[Dataset items]
★ ★ ★

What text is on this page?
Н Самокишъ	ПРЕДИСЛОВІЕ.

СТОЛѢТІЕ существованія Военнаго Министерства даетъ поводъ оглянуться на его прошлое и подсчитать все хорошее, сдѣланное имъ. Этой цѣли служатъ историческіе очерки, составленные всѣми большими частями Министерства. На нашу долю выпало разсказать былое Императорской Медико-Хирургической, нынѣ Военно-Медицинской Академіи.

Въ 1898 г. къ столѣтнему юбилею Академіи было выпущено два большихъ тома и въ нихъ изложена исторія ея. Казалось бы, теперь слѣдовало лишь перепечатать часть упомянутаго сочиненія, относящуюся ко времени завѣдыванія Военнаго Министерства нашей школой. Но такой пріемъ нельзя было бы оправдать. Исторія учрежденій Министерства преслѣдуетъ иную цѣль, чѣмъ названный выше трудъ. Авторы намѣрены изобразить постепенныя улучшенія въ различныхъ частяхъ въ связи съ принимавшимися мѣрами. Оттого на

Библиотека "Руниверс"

★ ★ ★

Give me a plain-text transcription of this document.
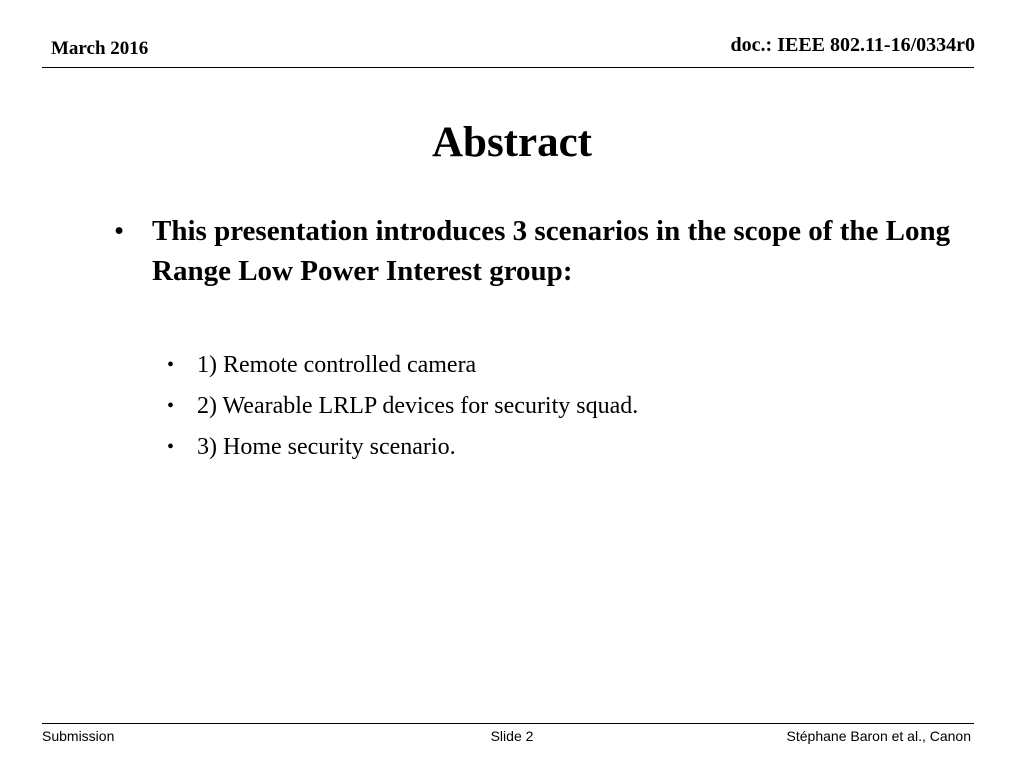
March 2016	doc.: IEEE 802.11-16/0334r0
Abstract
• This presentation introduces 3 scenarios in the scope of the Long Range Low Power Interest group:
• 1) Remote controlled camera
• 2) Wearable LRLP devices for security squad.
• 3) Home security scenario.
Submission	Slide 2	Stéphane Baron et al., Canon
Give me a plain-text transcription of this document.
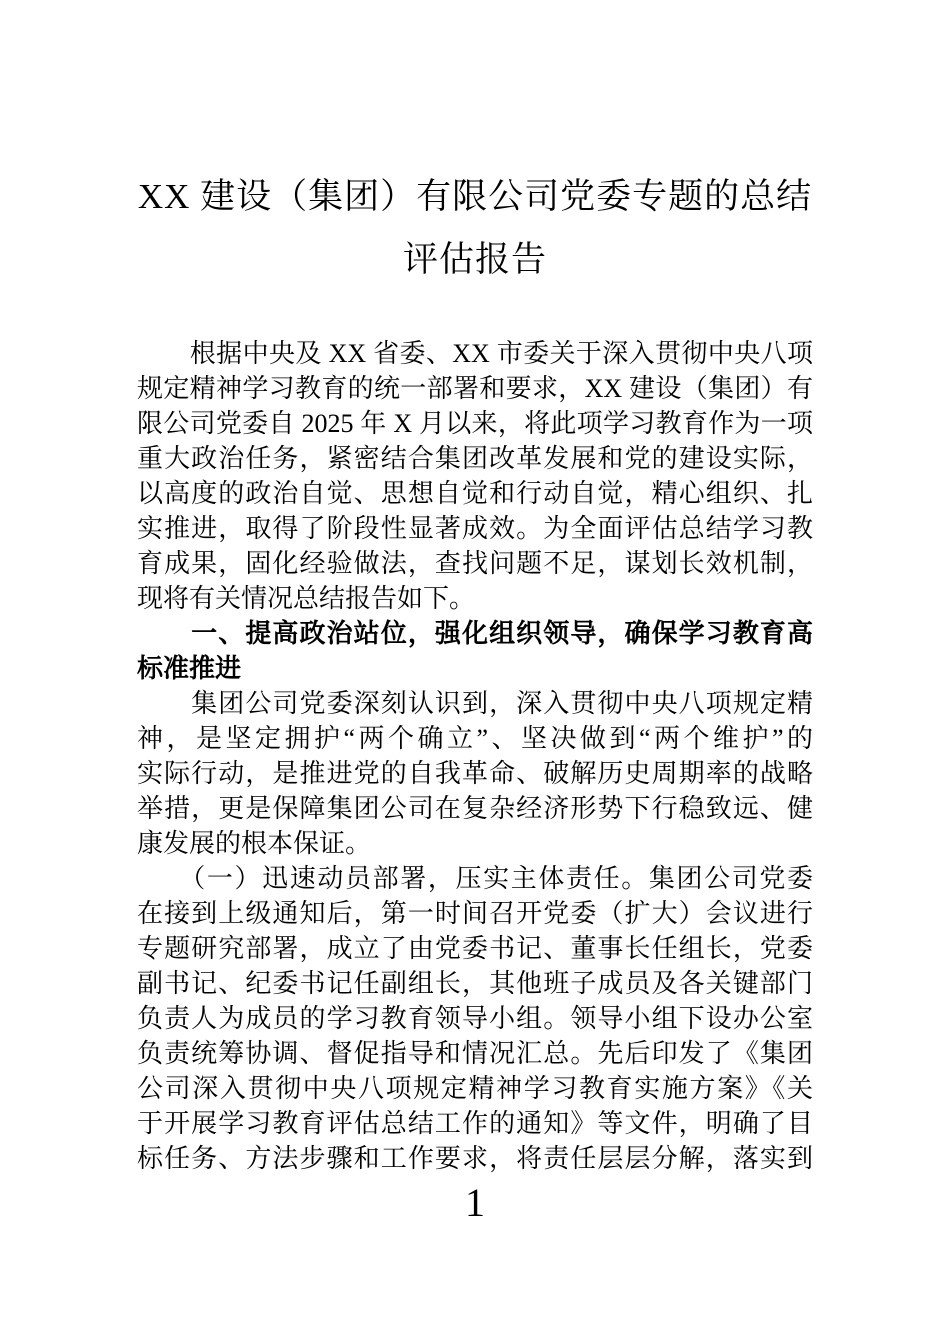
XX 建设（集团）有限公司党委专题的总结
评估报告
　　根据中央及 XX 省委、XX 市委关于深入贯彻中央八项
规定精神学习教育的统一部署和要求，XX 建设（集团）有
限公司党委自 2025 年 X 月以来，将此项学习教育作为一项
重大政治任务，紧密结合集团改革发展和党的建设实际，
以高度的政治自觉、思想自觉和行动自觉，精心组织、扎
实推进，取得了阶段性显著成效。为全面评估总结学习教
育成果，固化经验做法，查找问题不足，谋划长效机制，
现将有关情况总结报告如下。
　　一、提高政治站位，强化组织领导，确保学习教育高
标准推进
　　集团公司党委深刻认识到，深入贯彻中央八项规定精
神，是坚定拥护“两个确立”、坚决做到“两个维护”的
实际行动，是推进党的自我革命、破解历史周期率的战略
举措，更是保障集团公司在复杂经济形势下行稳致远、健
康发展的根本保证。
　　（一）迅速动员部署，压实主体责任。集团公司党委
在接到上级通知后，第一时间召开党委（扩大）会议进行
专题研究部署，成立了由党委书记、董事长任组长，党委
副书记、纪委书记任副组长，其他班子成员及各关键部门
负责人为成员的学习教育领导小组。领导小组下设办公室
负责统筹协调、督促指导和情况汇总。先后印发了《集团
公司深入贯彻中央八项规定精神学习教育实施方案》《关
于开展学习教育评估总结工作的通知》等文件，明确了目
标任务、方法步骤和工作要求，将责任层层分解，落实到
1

★ ★ ★

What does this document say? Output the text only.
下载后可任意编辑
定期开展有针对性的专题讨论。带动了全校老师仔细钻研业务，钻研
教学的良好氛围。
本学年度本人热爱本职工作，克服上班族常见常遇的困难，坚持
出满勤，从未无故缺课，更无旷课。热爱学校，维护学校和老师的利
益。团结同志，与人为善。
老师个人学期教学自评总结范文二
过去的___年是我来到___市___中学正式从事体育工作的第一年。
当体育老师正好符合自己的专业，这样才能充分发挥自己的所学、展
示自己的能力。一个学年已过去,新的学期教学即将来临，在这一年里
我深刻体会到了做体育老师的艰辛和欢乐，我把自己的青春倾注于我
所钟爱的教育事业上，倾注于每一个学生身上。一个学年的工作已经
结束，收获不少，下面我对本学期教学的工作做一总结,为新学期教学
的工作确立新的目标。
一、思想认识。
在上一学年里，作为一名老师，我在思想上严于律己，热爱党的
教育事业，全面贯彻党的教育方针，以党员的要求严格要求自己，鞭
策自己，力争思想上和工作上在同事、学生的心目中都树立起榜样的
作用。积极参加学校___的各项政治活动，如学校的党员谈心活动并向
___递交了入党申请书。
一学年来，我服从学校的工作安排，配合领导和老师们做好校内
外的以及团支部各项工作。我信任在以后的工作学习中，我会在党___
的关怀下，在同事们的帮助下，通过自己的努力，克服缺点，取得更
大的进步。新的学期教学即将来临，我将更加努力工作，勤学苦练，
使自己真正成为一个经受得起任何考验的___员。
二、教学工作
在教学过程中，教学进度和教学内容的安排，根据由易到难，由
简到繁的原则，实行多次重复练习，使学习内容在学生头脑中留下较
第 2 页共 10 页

★ ★ ★

## Given problem
Copy out every line in the listing where the word "security" appears.

## Exercise response
• 2) Wearable LRLP devices for security squad.
• 3) Home security scenario.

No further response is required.